Rohdaten
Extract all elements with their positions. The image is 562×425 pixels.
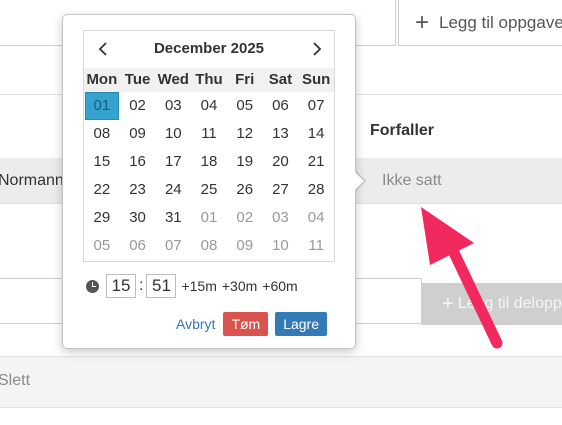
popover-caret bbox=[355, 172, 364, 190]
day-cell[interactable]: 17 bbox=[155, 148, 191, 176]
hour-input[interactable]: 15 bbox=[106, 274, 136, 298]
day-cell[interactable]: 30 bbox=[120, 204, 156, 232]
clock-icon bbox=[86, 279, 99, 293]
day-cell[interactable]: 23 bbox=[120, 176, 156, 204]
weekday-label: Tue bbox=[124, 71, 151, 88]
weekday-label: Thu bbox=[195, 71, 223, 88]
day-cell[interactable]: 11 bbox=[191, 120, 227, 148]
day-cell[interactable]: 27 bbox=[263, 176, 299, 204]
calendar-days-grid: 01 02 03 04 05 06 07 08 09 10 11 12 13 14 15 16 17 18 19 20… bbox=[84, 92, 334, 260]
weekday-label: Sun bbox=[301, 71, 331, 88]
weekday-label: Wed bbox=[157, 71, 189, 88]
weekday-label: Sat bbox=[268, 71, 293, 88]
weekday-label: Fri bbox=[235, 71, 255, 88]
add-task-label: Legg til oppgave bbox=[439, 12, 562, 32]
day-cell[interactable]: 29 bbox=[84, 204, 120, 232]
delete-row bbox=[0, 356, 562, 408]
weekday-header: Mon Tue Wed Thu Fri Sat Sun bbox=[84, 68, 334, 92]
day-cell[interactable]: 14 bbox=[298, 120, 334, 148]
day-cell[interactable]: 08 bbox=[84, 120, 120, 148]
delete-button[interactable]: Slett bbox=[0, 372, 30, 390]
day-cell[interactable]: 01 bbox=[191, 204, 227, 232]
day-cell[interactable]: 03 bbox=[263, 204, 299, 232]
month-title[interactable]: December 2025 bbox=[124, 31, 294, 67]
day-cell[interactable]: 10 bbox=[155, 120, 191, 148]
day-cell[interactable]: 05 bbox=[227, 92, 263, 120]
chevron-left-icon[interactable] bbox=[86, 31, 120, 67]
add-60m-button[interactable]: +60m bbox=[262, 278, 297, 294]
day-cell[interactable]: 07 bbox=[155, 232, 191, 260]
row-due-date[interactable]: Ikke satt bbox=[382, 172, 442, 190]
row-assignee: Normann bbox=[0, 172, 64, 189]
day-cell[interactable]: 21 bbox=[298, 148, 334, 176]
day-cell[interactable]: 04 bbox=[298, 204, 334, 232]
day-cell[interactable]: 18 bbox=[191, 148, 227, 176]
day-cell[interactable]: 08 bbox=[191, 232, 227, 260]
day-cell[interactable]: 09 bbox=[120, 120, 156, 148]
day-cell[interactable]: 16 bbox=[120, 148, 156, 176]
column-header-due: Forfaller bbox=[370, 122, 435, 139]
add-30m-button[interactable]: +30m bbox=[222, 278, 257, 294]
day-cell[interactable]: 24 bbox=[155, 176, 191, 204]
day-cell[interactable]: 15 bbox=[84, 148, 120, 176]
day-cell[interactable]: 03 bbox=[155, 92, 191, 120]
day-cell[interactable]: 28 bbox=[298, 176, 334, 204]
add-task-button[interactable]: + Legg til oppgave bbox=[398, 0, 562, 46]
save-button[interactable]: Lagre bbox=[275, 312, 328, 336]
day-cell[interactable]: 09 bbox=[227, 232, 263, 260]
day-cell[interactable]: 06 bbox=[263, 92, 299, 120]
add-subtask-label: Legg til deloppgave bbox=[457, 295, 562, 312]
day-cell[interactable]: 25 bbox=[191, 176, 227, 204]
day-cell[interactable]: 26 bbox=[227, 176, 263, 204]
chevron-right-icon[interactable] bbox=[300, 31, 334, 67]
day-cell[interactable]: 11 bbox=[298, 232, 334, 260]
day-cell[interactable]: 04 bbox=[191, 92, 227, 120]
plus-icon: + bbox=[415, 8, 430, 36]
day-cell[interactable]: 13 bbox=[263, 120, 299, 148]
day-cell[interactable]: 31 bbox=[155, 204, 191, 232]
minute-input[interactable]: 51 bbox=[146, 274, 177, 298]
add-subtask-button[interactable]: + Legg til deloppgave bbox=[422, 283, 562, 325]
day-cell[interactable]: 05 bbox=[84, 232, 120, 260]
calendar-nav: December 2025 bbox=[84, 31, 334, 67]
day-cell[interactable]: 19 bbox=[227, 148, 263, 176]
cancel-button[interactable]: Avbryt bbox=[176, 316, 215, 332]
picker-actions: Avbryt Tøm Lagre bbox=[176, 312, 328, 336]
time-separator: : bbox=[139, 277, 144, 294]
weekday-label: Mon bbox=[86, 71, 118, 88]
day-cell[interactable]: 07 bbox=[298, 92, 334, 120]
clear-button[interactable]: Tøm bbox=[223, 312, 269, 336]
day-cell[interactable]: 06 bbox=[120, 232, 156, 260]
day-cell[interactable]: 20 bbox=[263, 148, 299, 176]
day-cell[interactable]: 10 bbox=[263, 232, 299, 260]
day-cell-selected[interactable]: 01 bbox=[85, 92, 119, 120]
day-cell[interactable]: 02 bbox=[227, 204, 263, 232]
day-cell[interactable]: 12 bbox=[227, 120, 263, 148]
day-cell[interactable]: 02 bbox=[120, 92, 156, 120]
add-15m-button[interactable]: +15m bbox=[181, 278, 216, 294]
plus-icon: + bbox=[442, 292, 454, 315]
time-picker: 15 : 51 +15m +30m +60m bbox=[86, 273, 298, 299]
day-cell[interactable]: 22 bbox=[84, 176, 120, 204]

Gestellte Aufgabe
Wiederhole wortgetreu den Abschnitt der Einträge, der mit der Zeile beginnt, die „popover-caret bbox=[355, 172, 364, 190]“ enthält, und mit der Zeile endet, die „day-cell[interactable]: 21 bbox=[298, 148, 334, 176]“ enthält. Beide Zeilen gehören dazu.

Gelöste Aufgabe
popover-caret bbox=[355, 172, 364, 190]
day-cell[interactable]: 17 bbox=[155, 148, 191, 176]
hour-input[interactable]: 15 bbox=[106, 274, 136, 298]
day-cell[interactable]: 30 bbox=[120, 204, 156, 232]
clock-icon bbox=[86, 279, 99, 293]
day-cell[interactable]: 23 bbox=[120, 176, 156, 204]
weekday-label: Tue bbox=[124, 71, 151, 88]
weekday-label: Thu bbox=[195, 71, 223, 88]
day-cell[interactable]: 11 bbox=[191, 120, 227, 148]
day-cell[interactable]: 27 bbox=[263, 176, 299, 204]
calendar-days-grid: 01 02 03 04 05 06 07 08 09 10 11 12 13 14 15 16 17 18 19 20… bbox=[84, 92, 334, 260]
weekday-label: Sun bbox=[301, 71, 331, 88]
weekday-label: Wed bbox=[157, 71, 189, 88]
weekday-label: Sat bbox=[268, 71, 293, 88]
weekday-label: Fri bbox=[235, 71, 255, 88]
add-task-label: Legg til oppgave bbox=[439, 12, 562, 32]
day-cell[interactable]: 29 bbox=[84, 204, 120, 232]
delete-row bbox=[0, 356, 562, 408]
weekday-header: Mon Tue Wed Thu Fri Sat Sun bbox=[84, 68, 334, 92]
day-cell[interactable]: 14 bbox=[298, 120, 334, 148]
day-cell[interactable]: 08 bbox=[84, 120, 120, 148]
delete-button[interactable]: Slett bbox=[0, 372, 30, 390]
day-cell[interactable]: 01 bbox=[191, 204, 227, 232]
day-cell[interactable]: 03 bbox=[263, 204, 299, 232]
month-title[interactable]: December 2025 bbox=[124, 31, 294, 67]
day-cell[interactable]: 10 bbox=[155, 120, 191, 148]
day-cell[interactable]: 05 bbox=[227, 92, 263, 120]
chevron-left-icon[interactable] bbox=[86, 31, 120, 67]
add-60m-button[interactable]: +60m bbox=[262, 278, 297, 294]
day-cell[interactable]: 07 bbox=[155, 232, 191, 260]
row-due-date[interactable]: Ikke satt bbox=[382, 172, 442, 190]
row-assignee: Normann bbox=[0, 172, 64, 189]
day-cell[interactable]: 21 bbox=[298, 148, 334, 176]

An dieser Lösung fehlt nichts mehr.